Your output is the line containing "Parse this screenshot: output" plus all lines after it to the end of the records, reproduced exactly, with nothing else.

(Source data)
start

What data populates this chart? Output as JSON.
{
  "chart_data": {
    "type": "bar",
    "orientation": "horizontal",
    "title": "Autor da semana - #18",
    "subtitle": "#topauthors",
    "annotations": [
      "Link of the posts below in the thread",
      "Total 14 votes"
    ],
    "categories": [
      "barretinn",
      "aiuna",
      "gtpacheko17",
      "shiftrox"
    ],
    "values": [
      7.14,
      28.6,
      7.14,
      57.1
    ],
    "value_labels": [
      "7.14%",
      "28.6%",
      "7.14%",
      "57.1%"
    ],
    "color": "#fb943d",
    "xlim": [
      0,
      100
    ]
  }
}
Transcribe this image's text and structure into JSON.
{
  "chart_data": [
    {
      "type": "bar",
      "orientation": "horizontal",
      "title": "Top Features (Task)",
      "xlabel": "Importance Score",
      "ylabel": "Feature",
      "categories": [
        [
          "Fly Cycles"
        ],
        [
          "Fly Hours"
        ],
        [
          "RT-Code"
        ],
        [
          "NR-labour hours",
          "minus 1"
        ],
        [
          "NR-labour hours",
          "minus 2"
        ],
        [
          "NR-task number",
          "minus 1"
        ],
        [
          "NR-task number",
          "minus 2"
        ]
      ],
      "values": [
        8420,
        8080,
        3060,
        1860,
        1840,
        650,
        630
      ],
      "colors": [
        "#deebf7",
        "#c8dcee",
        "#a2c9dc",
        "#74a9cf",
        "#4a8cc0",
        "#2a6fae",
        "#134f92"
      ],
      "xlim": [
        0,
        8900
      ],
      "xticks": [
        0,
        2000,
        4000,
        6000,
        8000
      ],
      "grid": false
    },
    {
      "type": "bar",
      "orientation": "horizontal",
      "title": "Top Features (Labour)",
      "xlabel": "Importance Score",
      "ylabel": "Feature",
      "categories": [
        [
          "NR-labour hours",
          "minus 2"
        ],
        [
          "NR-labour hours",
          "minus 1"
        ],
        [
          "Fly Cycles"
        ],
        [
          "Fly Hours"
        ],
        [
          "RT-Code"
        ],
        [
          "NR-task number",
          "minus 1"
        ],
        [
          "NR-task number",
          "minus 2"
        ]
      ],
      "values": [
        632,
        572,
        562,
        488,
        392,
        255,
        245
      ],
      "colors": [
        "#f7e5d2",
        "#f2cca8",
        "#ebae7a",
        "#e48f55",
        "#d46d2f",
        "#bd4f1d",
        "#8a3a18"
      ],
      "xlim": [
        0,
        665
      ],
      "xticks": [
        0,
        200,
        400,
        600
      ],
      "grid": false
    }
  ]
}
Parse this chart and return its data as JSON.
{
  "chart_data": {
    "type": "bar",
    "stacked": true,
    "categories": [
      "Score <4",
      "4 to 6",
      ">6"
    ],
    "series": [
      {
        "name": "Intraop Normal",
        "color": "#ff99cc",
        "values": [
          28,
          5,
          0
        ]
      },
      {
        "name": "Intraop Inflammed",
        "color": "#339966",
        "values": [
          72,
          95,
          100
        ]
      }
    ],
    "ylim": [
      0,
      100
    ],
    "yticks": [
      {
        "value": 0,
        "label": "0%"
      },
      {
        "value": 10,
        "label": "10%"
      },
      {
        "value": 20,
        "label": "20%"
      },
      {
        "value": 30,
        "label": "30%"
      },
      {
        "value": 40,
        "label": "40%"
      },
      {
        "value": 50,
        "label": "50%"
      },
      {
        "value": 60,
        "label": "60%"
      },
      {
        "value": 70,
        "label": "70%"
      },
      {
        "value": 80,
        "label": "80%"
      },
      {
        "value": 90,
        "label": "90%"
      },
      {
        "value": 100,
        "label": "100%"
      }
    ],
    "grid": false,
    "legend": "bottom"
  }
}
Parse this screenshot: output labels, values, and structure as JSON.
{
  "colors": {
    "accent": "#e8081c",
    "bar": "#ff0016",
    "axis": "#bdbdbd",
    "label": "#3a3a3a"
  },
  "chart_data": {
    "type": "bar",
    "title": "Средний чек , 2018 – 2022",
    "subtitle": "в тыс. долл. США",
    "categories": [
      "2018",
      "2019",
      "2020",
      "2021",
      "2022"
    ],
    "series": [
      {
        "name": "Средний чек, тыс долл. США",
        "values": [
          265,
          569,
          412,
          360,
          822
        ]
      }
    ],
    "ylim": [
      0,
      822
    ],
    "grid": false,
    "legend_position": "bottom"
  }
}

end

● **EXERCISE ANSWER**
Parse this screenshot: output labels, values, and structure as JSON.
{
  "colors": {
    "accent": "#e8081c",
    "bar": "#ff0016",
    "axis": "#bdbdbd",
    "label": "#3a3a3a"
  },
  "chart_data": {
    "type": "bar",
    "title": "Средний чек , 2018 – 2022",
    "subtitle": "в тыс. долл. США",
    "categories": [
      "2018",
      "2019",
      "2020",
      "2021",
      "2022"
    ],
    "series": [
      {
        "name": "Средний чек, тыс долл. США",
        "values": [
          265,
          569,
          412,
          360,
          822
        ]
      }
    ],
    "ylim": [
      0,
      822
    ],
    "grid": false,
    "legend_position": "bottom"
  }
}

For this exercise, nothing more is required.